Stated task -
Where a line holds the word "friends", copy that line.

Dataset items:
==========

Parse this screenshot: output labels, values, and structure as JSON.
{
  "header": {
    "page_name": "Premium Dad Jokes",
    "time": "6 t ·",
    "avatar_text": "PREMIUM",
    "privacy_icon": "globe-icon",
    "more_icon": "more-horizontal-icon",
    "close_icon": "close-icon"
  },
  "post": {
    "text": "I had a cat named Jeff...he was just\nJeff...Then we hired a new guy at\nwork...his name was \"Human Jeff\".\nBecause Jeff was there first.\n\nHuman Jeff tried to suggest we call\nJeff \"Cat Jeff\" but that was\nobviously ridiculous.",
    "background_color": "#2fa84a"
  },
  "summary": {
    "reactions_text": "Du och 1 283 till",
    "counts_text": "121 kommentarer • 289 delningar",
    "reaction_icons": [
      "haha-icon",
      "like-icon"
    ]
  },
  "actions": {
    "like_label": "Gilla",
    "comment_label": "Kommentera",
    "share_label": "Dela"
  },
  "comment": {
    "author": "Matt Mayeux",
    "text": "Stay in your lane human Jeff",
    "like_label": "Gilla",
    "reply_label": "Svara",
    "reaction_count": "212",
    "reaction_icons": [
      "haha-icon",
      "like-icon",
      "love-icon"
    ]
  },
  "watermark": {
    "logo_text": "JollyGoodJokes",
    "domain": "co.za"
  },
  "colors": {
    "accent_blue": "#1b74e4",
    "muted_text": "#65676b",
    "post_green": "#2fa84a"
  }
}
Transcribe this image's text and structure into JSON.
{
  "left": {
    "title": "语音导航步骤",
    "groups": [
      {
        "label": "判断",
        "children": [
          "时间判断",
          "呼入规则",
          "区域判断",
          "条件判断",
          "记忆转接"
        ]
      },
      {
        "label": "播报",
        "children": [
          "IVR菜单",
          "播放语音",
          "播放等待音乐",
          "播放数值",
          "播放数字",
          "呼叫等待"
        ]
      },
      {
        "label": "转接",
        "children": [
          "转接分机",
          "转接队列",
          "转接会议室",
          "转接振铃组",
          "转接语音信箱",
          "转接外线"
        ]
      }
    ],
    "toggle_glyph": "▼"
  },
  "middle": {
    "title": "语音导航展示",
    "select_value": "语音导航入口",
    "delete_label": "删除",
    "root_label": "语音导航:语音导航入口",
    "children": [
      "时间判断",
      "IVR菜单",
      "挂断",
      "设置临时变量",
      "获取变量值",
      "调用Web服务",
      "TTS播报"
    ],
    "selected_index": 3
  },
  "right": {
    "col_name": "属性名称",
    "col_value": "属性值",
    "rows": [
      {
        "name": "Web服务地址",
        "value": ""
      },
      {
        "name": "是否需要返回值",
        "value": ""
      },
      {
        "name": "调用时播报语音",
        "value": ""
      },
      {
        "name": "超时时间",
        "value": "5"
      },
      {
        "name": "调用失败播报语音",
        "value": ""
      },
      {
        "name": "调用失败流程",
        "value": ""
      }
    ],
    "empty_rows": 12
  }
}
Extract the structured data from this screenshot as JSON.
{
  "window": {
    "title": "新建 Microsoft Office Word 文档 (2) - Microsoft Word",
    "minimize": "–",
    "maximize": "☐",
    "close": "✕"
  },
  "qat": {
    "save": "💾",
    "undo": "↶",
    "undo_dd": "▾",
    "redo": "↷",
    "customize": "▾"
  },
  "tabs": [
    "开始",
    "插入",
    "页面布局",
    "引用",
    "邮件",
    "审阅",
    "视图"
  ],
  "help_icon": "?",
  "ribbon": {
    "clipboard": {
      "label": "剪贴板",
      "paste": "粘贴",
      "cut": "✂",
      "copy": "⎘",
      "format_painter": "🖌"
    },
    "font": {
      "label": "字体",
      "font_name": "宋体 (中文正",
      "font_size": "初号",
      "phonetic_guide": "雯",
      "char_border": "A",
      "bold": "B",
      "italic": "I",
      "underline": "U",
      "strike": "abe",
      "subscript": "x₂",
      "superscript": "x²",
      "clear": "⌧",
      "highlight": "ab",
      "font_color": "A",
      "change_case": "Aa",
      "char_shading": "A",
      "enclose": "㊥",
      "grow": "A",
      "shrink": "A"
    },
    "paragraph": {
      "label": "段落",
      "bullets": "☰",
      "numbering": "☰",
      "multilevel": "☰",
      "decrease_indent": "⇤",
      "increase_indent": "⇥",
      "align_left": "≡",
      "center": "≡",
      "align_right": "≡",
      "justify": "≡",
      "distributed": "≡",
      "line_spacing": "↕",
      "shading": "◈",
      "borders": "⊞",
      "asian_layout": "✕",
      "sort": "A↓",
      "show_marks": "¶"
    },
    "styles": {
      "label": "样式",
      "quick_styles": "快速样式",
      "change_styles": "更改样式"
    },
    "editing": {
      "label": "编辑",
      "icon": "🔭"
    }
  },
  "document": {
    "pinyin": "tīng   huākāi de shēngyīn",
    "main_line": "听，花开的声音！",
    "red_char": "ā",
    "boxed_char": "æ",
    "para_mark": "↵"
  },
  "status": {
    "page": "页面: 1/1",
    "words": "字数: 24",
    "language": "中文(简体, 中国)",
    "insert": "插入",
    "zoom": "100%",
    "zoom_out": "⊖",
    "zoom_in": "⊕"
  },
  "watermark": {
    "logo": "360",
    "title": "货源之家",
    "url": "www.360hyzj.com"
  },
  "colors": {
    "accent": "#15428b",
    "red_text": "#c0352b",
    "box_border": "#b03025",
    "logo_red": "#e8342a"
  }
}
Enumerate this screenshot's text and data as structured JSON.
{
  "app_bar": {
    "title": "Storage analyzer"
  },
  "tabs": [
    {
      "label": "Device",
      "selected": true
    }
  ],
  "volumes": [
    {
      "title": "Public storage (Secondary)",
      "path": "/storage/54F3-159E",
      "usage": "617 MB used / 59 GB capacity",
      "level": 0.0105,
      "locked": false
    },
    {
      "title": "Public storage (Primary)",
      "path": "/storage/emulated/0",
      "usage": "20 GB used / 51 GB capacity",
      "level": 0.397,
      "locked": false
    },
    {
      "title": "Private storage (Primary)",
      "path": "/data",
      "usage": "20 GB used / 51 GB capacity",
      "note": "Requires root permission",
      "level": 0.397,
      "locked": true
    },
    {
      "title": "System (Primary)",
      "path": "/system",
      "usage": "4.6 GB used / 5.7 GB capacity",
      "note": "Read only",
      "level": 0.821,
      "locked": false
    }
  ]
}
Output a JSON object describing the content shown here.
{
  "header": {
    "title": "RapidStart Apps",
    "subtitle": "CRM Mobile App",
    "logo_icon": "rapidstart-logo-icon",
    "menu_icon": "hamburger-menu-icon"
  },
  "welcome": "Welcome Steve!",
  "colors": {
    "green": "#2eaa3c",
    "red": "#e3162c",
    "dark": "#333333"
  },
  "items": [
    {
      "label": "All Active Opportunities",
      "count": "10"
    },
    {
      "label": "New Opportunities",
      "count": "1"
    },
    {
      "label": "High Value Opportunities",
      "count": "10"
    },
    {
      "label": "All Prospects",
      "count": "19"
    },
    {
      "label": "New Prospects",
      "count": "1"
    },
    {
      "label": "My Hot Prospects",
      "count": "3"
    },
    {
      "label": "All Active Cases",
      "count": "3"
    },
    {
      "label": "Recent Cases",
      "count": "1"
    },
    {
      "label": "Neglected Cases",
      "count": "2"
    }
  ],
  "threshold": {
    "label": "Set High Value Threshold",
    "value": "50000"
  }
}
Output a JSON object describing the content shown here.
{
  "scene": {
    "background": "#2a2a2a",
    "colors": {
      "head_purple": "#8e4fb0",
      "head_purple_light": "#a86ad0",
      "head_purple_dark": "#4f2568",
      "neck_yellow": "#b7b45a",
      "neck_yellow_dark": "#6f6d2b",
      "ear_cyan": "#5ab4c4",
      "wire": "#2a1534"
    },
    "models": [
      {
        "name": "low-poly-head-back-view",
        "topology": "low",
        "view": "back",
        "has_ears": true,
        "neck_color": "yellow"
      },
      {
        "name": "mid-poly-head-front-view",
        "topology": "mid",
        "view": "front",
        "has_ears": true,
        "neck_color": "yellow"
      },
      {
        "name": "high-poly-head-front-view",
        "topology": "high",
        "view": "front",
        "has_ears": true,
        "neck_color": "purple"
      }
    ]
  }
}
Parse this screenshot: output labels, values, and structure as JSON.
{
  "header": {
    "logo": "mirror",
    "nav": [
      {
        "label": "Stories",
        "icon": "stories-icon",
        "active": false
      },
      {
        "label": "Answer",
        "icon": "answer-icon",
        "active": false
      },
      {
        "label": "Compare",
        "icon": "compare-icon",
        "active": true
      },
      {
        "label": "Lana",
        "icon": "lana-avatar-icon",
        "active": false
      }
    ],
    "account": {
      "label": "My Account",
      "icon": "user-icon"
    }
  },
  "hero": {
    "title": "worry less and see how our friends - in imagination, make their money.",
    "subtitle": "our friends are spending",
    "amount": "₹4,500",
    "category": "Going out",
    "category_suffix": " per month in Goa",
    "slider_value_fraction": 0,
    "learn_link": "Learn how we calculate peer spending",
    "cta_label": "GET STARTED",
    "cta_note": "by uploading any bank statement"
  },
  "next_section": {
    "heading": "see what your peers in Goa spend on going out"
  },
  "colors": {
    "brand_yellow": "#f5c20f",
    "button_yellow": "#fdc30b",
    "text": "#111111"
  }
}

==========

Answer to this problem -
    "title": "worry less and see how our friends - in imagination, make their money.",
    "subtitle": "our friends are spending",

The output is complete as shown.